* _Extrait de page_:
Le prince héritier pourrait bénéficier de l'immunité en raison de sa position, alors qu'il fait l'objet de plusieurs poursuites judiciaires aux États-Unis et en France

Le prince héritier saoudien Mohammed ben Salman, à droite, accueillant le président américain Joe Biden au palais Al-Salam à Jeddah, en Arabie saoudite, le 15 juillet 2022. (Crédit : Bandar Aljaloud/Palais royal saoudien via AP)
Le prince héritier saoudien Mohammed ben Salman, à droite, accueillant le président américain Joe Biden au palais Al-Salam à Jeddah, en Arabie saoudite, le 15 juillet 2022. (Crédit : Bandar Aljaloud/Palais royal saoudien via AP)

Le nouveau titre de Premier ministre du prince héritier saoudien Mohammed ben Salmane annoncé cette semaine pourrait s’avérer plus important à l’étranger qu’à l’intérieur du royaume où il exerce déjà un énorme pouvoir.

La nomination par décret royal du prince surnommé MBS est intervenue avant la date limite à laquelle l’administration du président américain Joe Biden doit se prononcer sur une question sensible : MBS peut-il bénéficier d’une immunité dans le cadre de poursuites engagées contre lui devant les tribunaux américains?

L’administration américaine devait trancher lundi mais a demandé vendredi un délai de 45 jours pour répondre, d’après un document juridique consulté par l’AFP.

Dirigeant de facto du pays qui est le plus grand exportateur de pétrole au monde, le prince âgé de 37 ans a été visé par de multiples plaintes ces dernières années, notamment en raison de l’assassinat en 2018 du journaliste saoudien Jamal Khashoggi au consulat du royaume à Istanbul, dans lequel des ONG l’accusent d’être impliqué.

Un manifestant habillé comme le prince héritier d’Arabie saoudite Mohammed bin Salman (C), avec du sang sur les mains, proteste devant l’ambassade saoudienne à Washington, DC, pour demander justice pour le journaliste saoudien disparu Jamal Khashoggi, le 10 octobre 2018. (Jim WATSON / AFP)

Mais après la nomination de MBS au poste de Premier ministre, ses avocats ont fait valoir qu’il était à la tête du gouvernement de l’Arabie saoudite et pouvait donc bénéficier de l’immunité judiciaire.

Immédiatement après l’annonce de cette nomination, des militants des droits humains et critiques du gouvernement saoudien ont dénoncé une tentative visant à lui permettre de bénéficier d’une immunité.

Sarah Leah Whitson, directrice exécutive de l’organisation américaine Democracy for the Arab World Now (DAWN), fondée par Khashoggi, a dénoncé auprès de l’AFP un « stratagème ».

En octobre 2020, deux ans après la mort de Khashoggi, l’ONG a déposé plainte aux Etats-Unis avec la fiancée du journaliste, Hatice Cengiz, accusant le prince d’être impliqué dans une « conspiration » ayant conduit à son enlèvement et à son assassinat après avoir été torturé.

* _Lignes de données_:
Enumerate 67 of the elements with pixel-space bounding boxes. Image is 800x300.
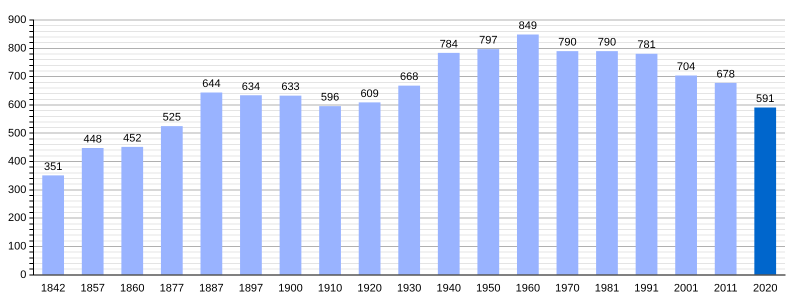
bar xyxy=(319,106,341,274)
data-label: 634 xyxy=(242,80,260,93)
bar xyxy=(160,126,183,274)
x-tick-label: 1981 xyxy=(594,282,620,294)
x-tick-label: 2001 xyxy=(674,282,698,294)
data-label: 448 xyxy=(84,133,102,146)
bar xyxy=(477,49,500,274)
bar xyxy=(358,102,380,274)
y-tick-label: 800 xyxy=(8,42,26,54)
data-label: 644 xyxy=(202,78,221,90)
y-tick-label: 0 xyxy=(20,268,26,281)
x-tick-label: 1970 xyxy=(555,282,580,294)
data-label: 781 xyxy=(637,39,656,52)
data-label: 351 xyxy=(44,160,62,173)
data-label: 849 xyxy=(518,20,538,32)
bar xyxy=(636,54,658,274)
data-label: 525 xyxy=(162,112,181,124)
bar xyxy=(714,82,737,274)
data-label: 790 xyxy=(558,36,577,49)
x-tick-label: 1877 xyxy=(160,282,184,294)
data-label: 790 xyxy=(598,36,616,49)
data-label: 797 xyxy=(479,34,498,47)
x-tick-label: 1900 xyxy=(278,282,303,294)
bar xyxy=(596,51,618,274)
bar xyxy=(438,52,460,274)
y-tick-label: 700 xyxy=(8,70,26,83)
x-tick-label: 1897 xyxy=(238,282,264,294)
x-tick-label: 1860 xyxy=(120,282,144,294)
data-label: 784 xyxy=(440,38,458,50)
bar xyxy=(398,86,420,274)
data-label: 591 xyxy=(756,93,774,106)
data-label: 668 xyxy=(400,71,418,84)
data-label: 633 xyxy=(281,81,300,94)
data-label: 596 xyxy=(320,92,340,104)
bar xyxy=(200,92,222,274)
y-tick-label: 500 xyxy=(8,127,26,140)
bar xyxy=(82,148,104,274)
bar xyxy=(42,175,64,274)
x-tick-label: 2011 xyxy=(714,282,738,294)
x-tick-label: 1887 xyxy=(199,282,224,294)
bar xyxy=(556,51,578,274)
x-tick-label: 2020 xyxy=(752,282,778,294)
data-label: 609 xyxy=(360,88,379,100)
x-tick-label: 1960 xyxy=(516,282,540,294)
bar xyxy=(121,146,144,274)
x-tick-label: 1950 xyxy=(476,282,501,294)
data-label: 678 xyxy=(716,68,735,80)
y-tick-label: 100 xyxy=(8,240,26,253)
bar xyxy=(516,34,539,274)
x-tick-label: 1920 xyxy=(357,282,382,294)
y-tick-label: 200 xyxy=(8,212,26,224)
bar xyxy=(675,75,697,274)
data-label: 452 xyxy=(123,132,142,144)
bar xyxy=(240,95,262,274)
bar xyxy=(754,107,776,274)
y-tick-label: 300 xyxy=(8,184,26,196)
x-tick-label: 1857 xyxy=(80,282,105,294)
y-tick-label: 400 xyxy=(8,156,26,168)
y-tick-label: 600 xyxy=(8,98,26,111)
x-tick-label: 1991 xyxy=(634,282,659,294)
data-label: 704 xyxy=(676,61,696,74)
x-tick-label: 1930 xyxy=(396,282,422,294)
y-tick-label: 900 xyxy=(8,14,26,26)
x-tick-label: 1910 xyxy=(318,282,342,294)
x-tick-label: 1842 xyxy=(40,282,66,294)
bar xyxy=(280,96,302,274)
x-tick-label: 1940 xyxy=(436,282,461,294)
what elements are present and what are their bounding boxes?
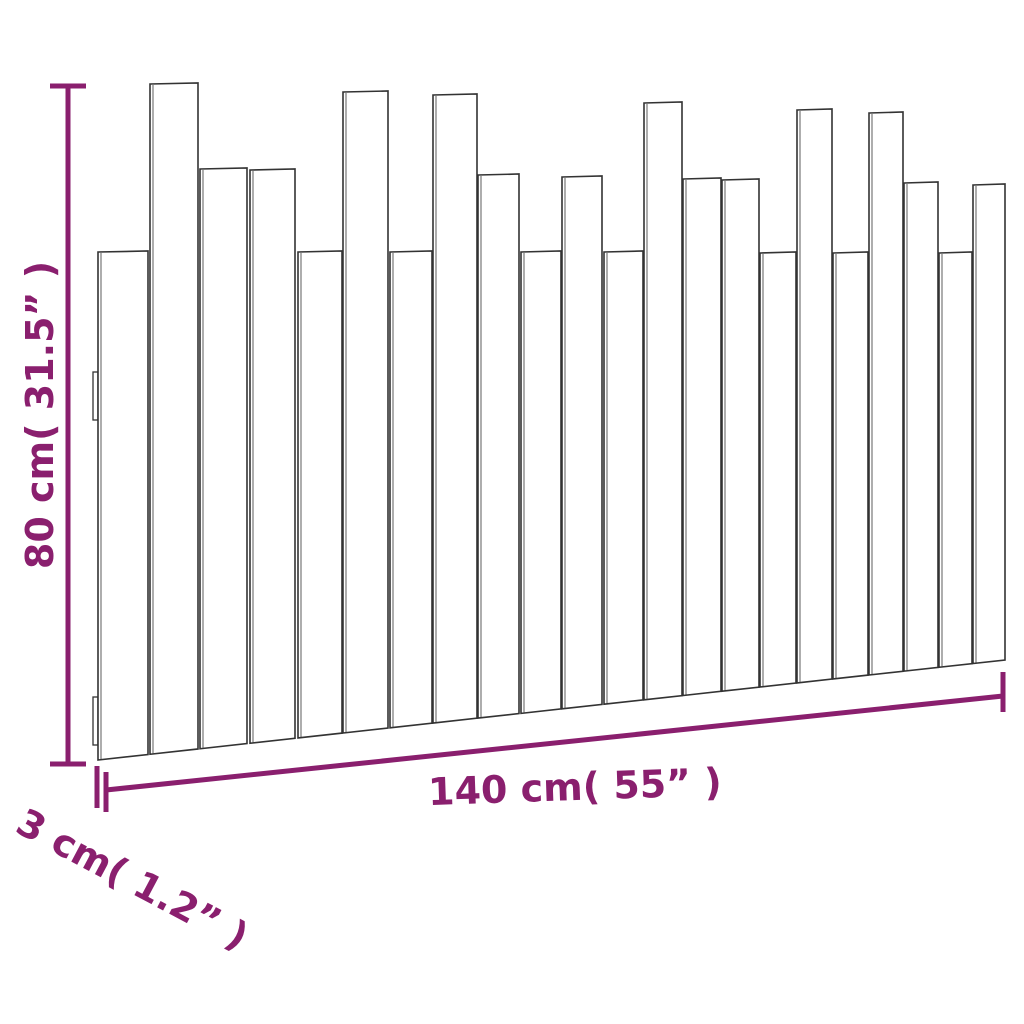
slat [603,250,644,706]
slat [796,108,833,684]
slat [643,101,683,701]
slat [149,82,199,756]
slat [520,250,562,715]
slat [682,177,722,697]
slat [868,111,904,676]
slat [832,251,869,680]
slat [938,251,973,669]
dimension-lines [50,83,1006,812]
headboard-slats [92,82,1006,761]
height-label: 80 cm( 31.5” ) [18,260,62,570]
slat [972,183,1006,665]
slat [477,173,520,719]
slat [199,167,248,750]
slat [249,168,296,745]
slat [297,250,343,739]
slat [759,251,797,688]
slat [97,250,149,761]
slat [342,90,389,734]
slat [561,175,603,710]
slat [721,178,760,693]
width-dimension-line [105,693,1004,793]
slat [903,181,939,673]
slat [432,93,478,724]
slat [389,250,433,729]
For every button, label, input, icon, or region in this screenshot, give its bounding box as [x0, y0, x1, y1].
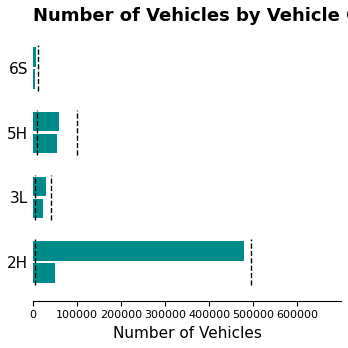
Bar	[33, 112, 60, 132]
X-axis label: Number of Vehicles: Number of Vehicles	[112, 326, 261, 341]
Bar	[33, 263, 55, 283]
Bar	[33, 241, 244, 261]
Bar	[33, 69, 35, 89]
Bar	[33, 199, 42, 218]
Bar	[33, 47, 35, 67]
Bar	[33, 134, 57, 153]
Text: Number of Vehicles by Vehicle Clas: Number of Vehicles by Vehicle Clas	[33, 7, 348, 25]
Bar	[33, 177, 46, 196]
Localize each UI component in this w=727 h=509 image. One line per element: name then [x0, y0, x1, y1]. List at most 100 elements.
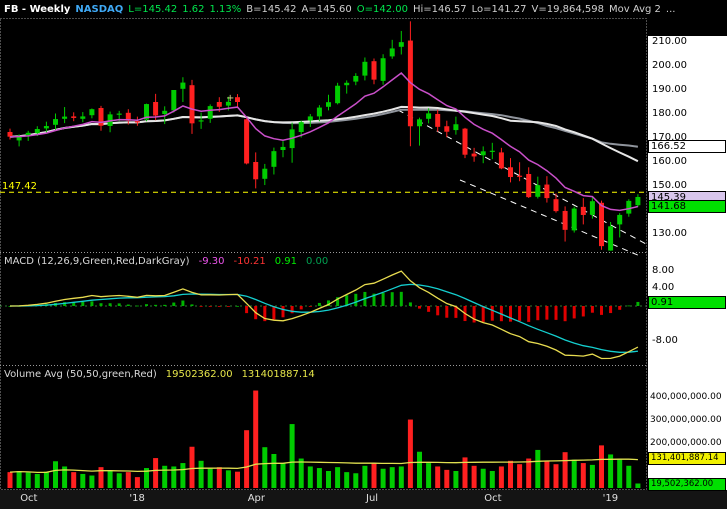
- candle-body: [7, 132, 13, 137]
- macd-histogram-bar: [126, 304, 130, 306]
- volume-bar: [71, 472, 77, 488]
- macd-histogram-bar: [290, 306, 294, 314]
- candle-body: [508, 167, 513, 178]
- volume-bar: [180, 463, 186, 488]
- volume-bar: [608, 454, 614, 488]
- macd-panel: [0, 270, 647, 360]
- candle-body: [589, 201, 595, 215]
- volume-bar: [43, 471, 49, 488]
- macd-value: 0.00: [305, 256, 329, 267]
- macd-histogram-bar: [308, 306, 312, 307]
- candle-body: [626, 200, 632, 214]
- volume-bar: [517, 464, 523, 488]
- volume-bar: [7, 472, 13, 488]
- price-axis-tick: 200.00: [652, 60, 687, 71]
- macd-title: MACD (12,26,9,Green,Red,DarkGray): [4, 256, 190, 267]
- macd-histogram-bar: [354, 293, 358, 306]
- volume-bar: [562, 452, 568, 488]
- chart-canvas[interactable]: +: [0, 18, 648, 490]
- volume-bar: [389, 467, 395, 488]
- macd-histogram-bar: [226, 306, 230, 307]
- macd-histogram-bar: [81, 301, 85, 306]
- volume-bar: [134, 477, 140, 488]
- candle-body: [171, 90, 177, 111]
- candle-body: [80, 116, 86, 119]
- volume-bar: [453, 471, 459, 488]
- volume-average-line: [9, 458, 638, 474]
- candle-body: [316, 107, 322, 117]
- volume-bar: [426, 463, 432, 488]
- candle-body: [144, 104, 149, 120]
- volume-bar: [171, 466, 177, 488]
- volume-bar: [398, 466, 404, 488]
- volume-bar: [371, 463, 377, 488]
- macd-histogram-bar: [454, 306, 458, 318]
- volume-bar: [526, 458, 532, 488]
- header-more: ...: [665, 3, 676, 15]
- macd-histogram-bar: [72, 301, 76, 306]
- candle-body: [444, 126, 450, 132]
- candle-body: [471, 153, 477, 157]
- volume-bar: [544, 460, 550, 488]
- volume-panel: [7, 390, 641, 488]
- candle-body: [71, 116, 77, 118]
- macd-histogram-bar: [536, 306, 540, 321]
- candle-body: [635, 196, 641, 206]
- candle-body: [53, 119, 58, 125]
- macd-histogram-bar: [600, 306, 603, 315]
- candle-body: [98, 108, 104, 126]
- price-axis-tick: 170.00: [652, 132, 687, 143]
- volume-bar: [344, 472, 350, 488]
- x-axis-label: Oct: [484, 493, 502, 504]
- x-axis-label: '18: [129, 493, 145, 504]
- candle-body: [216, 102, 222, 107]
- volume-bar: [25, 472, 31, 488]
- price-panel: +: [0, 21, 647, 257]
- hline-price-label: 147.42: [2, 181, 37, 192]
- volume-bar: [62, 466, 68, 488]
- macd-histogram-bar: [154, 304, 158, 306]
- price-change-pct: 1.13%: [209, 3, 242, 15]
- candle-body: [34, 129, 40, 134]
- macd-value: -9.30: [198, 256, 225, 267]
- volume-bar: [498, 466, 504, 488]
- macd-histogram-bar: [263, 306, 267, 322]
- candle-body: [262, 168, 268, 179]
- macd-histogram-bar: [545, 306, 549, 320]
- volume-bar: [553, 464, 559, 488]
- candle-body: [25, 132, 31, 136]
- macd-histogram-bar: [381, 292, 385, 306]
- volume-bar: [125, 472, 131, 488]
- low-price: Lo=141.27: [471, 3, 527, 15]
- macd-histogram-bar: [636, 301, 640, 306]
- volume-bar: [316, 468, 322, 488]
- chart-border: [0, 18, 647, 490]
- volume-bar: [207, 468, 213, 488]
- candle-body: [489, 150, 495, 152]
- bid-price: B=145.42: [246, 3, 297, 15]
- macd-histogram-bar: [618, 306, 622, 310]
- price-axis-strip: [648, 36, 727, 490]
- candle-body: [389, 48, 395, 57]
- candle-body: [517, 175, 523, 177]
- macd-histogram-bar: [217, 306, 221, 307]
- macd-histogram-bar: [509, 306, 512, 322]
- candle-body: [207, 106, 213, 119]
- macd-histogram-bar: [490, 306, 494, 321]
- volume-bar: [98, 467, 104, 488]
- candle-body: [435, 114, 441, 127]
- macd-histogram-bar: [408, 302, 412, 306]
- split-marker-icon: +: [226, 93, 234, 104]
- volume-bar: [480, 468, 486, 488]
- volume-bar: [189, 446, 195, 488]
- macd-histogram-bar: [135, 305, 139, 307]
- candle-body: [62, 116, 68, 119]
- macd-histogram-bar: [172, 302, 176, 306]
- volume-bar: [462, 457, 468, 488]
- volume-bar: [289, 424, 295, 488]
- candle-body: [480, 151, 486, 156]
- volume-bar: [326, 471, 331, 488]
- volume-bar: [417, 451, 422, 488]
- volume-bar: [380, 468, 386, 488]
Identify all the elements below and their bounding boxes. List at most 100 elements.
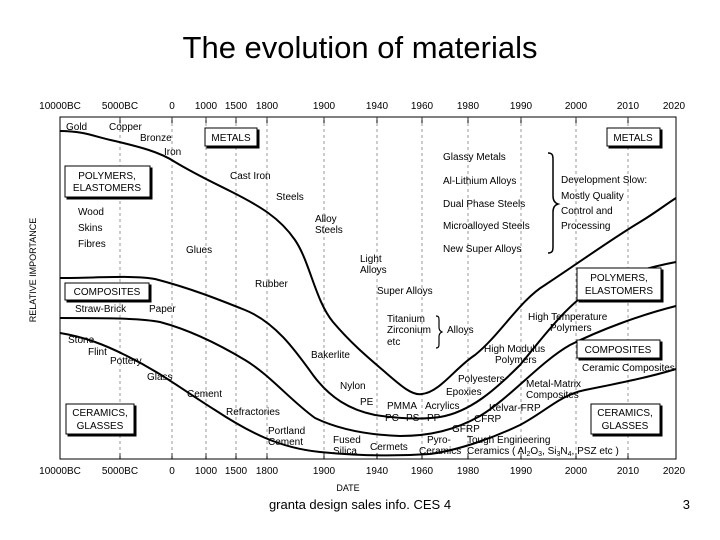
tick-marks	[119, 117, 629, 459]
label-glass: Glass	[147, 372, 173, 383]
label-high-temp-1: High Temperature	[528, 312, 608, 323]
tick-bottom-0: 0	[169, 466, 175, 477]
label-metal-matrix-1: Metal-Matrix	[526, 379, 581, 390]
label-dev-slow-3: Control and	[561, 206, 613, 217]
label-straw-brick: Straw-Brick	[75, 304, 127, 315]
metals-curve	[59, 130, 677, 396]
box-ceramics-left-line2: GLASSES	[77, 421, 124, 432]
label-epoxies: Epoxies	[446, 387, 482, 398]
tick-bottom-1980: 1980	[457, 466, 480, 477]
label-titanium: Titanium	[387, 314, 425, 325]
label-fused-2: Silica	[333, 446, 357, 457]
label-dev-slow-1: Development Slow:	[561, 175, 647, 186]
box-ceramics-right-line1: CERAMICS,	[597, 408, 653, 419]
box-metals-right-label: METALS	[613, 133, 653, 144]
tick-bottom-1800: 1800	[256, 466, 279, 477]
top-axis-ticks: 10000BC 5000BC 0 1000 1500 1800 1900 194…	[39, 101, 685, 112]
label-cement: Cement	[187, 389, 222, 400]
box-polymers-left: POLYMERS, ELASTOMERS	[64, 165, 151, 198]
label-zirconium: Zirconium	[387, 325, 431, 336]
label-microalloyed: Microalloyed Steels	[443, 221, 530, 232]
tick-top-1800: 1800	[256, 101, 279, 112]
label-high-temp-2: Polymers	[550, 323, 592, 334]
label-pp: PP	[427, 413, 441, 424]
label-pottery: Pottery	[110, 356, 142, 367]
label-ceramic-composites: Ceramic Composites	[582, 363, 675, 374]
tick-top-1940: 1940	[366, 101, 389, 112]
label-skins: Skins	[78, 223, 102, 234]
box-polymers-right-line2: ELASTOMERS	[585, 286, 653, 297]
box-composites-right-label: COMPOSITES	[585, 345, 652, 356]
box-metals-right: METALS	[606, 127, 661, 147]
label-nylon: Nylon	[340, 381, 366, 392]
box-ceramics-left-line1: CERAMICS,	[72, 408, 128, 419]
box-polymers-left-line1: POLYMERS,	[78, 171, 136, 182]
label-gfrp: GFRP	[452, 424, 480, 435]
tick-bottom-2010: 2010	[617, 466, 640, 477]
tick-top-5000bc: 5000BC	[102, 101, 138, 112]
tick-top-2020: 2020	[663, 101, 686, 112]
label-tough-engineering: Tough Engineering	[467, 435, 550, 446]
tick-top-2010: 2010	[617, 101, 640, 112]
tick-top-1000: 1000	[195, 101, 218, 112]
label-high-modulus-1: High Modulus	[484, 344, 545, 355]
polymers-curve	[59, 261, 677, 420]
tick-bottom-1900: 1900	[313, 466, 336, 477]
tick-bottom-2020: 2020	[663, 466, 686, 477]
label-al-li: Al-Lithium Alloys	[443, 176, 516, 187]
x-axis-label: DATE	[336, 483, 359, 493]
diagram-frame	[59, 116, 677, 460]
label-bronze: Bronze	[140, 133, 172, 144]
slide-title: The evolution of materials	[182, 30, 538, 65]
label-metal-matrix-2: Composites	[526, 390, 579, 401]
label-pyro-1: Pyro-	[427, 435, 451, 446]
tick-bottom-1990: 1990	[510, 466, 533, 477]
page-number: 3	[682, 497, 690, 512]
box-metals-left-label: METALS	[211, 133, 251, 144]
label-super-alloys: Super Alloys	[377, 286, 433, 297]
tick-bottom-2000: 2000	[565, 466, 588, 477]
label-refractories: Refractories	[226, 407, 280, 418]
label-steels: Steels	[276, 192, 304, 203]
brace-new-metals	[547, 152, 561, 254]
label-light-alloys-2: Alloys	[360, 265, 387, 276]
tick-top-0: 0	[169, 101, 175, 112]
y-axis-label: RELATIVE IMPORTANCE	[28, 218, 38, 323]
tick-top-1990: 1990	[510, 101, 533, 112]
label-iron: Iron	[164, 147, 181, 158]
tick-bottom-1000: 1000	[195, 466, 218, 477]
label-high-modulus-2: Polymers	[495, 355, 537, 366]
tick-top-1980: 1980	[457, 101, 480, 112]
box-composites-left: COMPOSITES	[64, 282, 150, 301]
label-pyro-2: Ceramics	[419, 446, 461, 457]
label-cast-iron: Cast Iron	[230, 171, 271, 182]
label-pc: PC	[385, 413, 399, 424]
label-portland-1: Portland	[268, 426, 305, 437]
tick-bottom-10000bc: 10000BC	[39, 466, 81, 477]
label-wood: Wood	[78, 207, 104, 218]
label-kelvar-frp: Kelvar-FRP	[489, 403, 541, 414]
box-ceramics-left: CERAMICS, GLASSES	[65, 403, 135, 435]
tick-bottom-1940: 1940	[366, 466, 389, 477]
label-rubber: Rubber	[255, 279, 288, 290]
tick-bottom-5000bc: 5000BC	[102, 466, 138, 477]
composites-curve	[59, 305, 677, 438]
box-composites-right: COMPOSITES	[576, 339, 661, 359]
label-polyesters: Polyesters	[458, 374, 505, 385]
label-ps: PS	[406, 413, 420, 424]
label-cfrp: CFRP	[474, 414, 502, 425]
tick-top-2000: 2000	[565, 101, 588, 112]
tick-bottom-1960: 1960	[411, 466, 434, 477]
tick-top-10000bc: 10000BC	[39, 101, 81, 112]
bottom-axis-ticks: 10000BC 5000BC 0 1000 1500 1800 1900 194…	[39, 466, 685, 477]
label-ceramics-formula: Ceramics ( Al2O3, Si3N4, PSZ etc )	[467, 446, 619, 458]
tick-bottom-1500: 1500	[225, 466, 248, 477]
label-light-alloys-1: Light	[360, 254, 382, 265]
box-composites-left-label: COMPOSITES	[74, 287, 141, 298]
label-paper: Paper	[149, 304, 176, 315]
label-dev-slow-4: Processing	[561, 221, 610, 232]
box-ceramics-right: CERAMICS, GLASSES	[590, 403, 661, 435]
tick-top-1500: 1500	[225, 101, 248, 112]
label-pe: PE	[360, 397, 374, 408]
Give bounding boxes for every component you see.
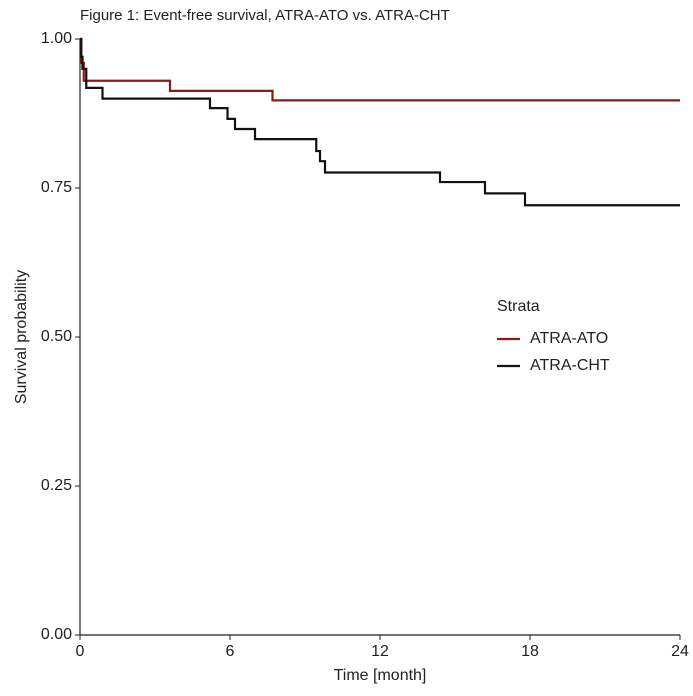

* _Consignes de l'exercice_:
a) Dans l'article sur l'immunité de Mohammed ben Salmane, quel délai l'administration américaine a-t-elle demandé vendredi pour répondre ?
b) Dressez la liste complète des villes nommées dans l'article sur l'immunité de Mohammed ben Salmane.
c) Poursuivez l'article sur l'immunité de Mohammed ben Salmane à partir de sa dernière phrase.

* _Réponses ci-dessous_:
a) Elle a demandé un délai de 45 jours.

b) Jeddah, Istanbul, Washington

c)
M. Biden a déclassifié en 2021 un rapport concluant que MBS avait « validé » cet assassinat, ce que les autorités saoudiennes ont toujours démenti. L’affaire Khashoggi a valu au prince héritier plusieurs années d’isolement diplomatique.

La menace pour le prince d’être traduit devant les tribunaux américains va au-delà de l’affaire Khashoggi. Il a également été cité dans une plainte déposée par Saad al-Jabri, un ancien haut responsable du renseignement saoudien tombé en disgrâce en 2017.

Dans cette plainte, le prince est accusé d’avoir tenté d’attirer M. Jabri en Arabie saoudite depuis son exil au Canada, puis d’avoir déployé un groupe de tueurs à gages pour l’éliminer sur le sol canadien, un complot déjoué lorsque la plupart des assaillants potentiels ont été refoulés à la frontière.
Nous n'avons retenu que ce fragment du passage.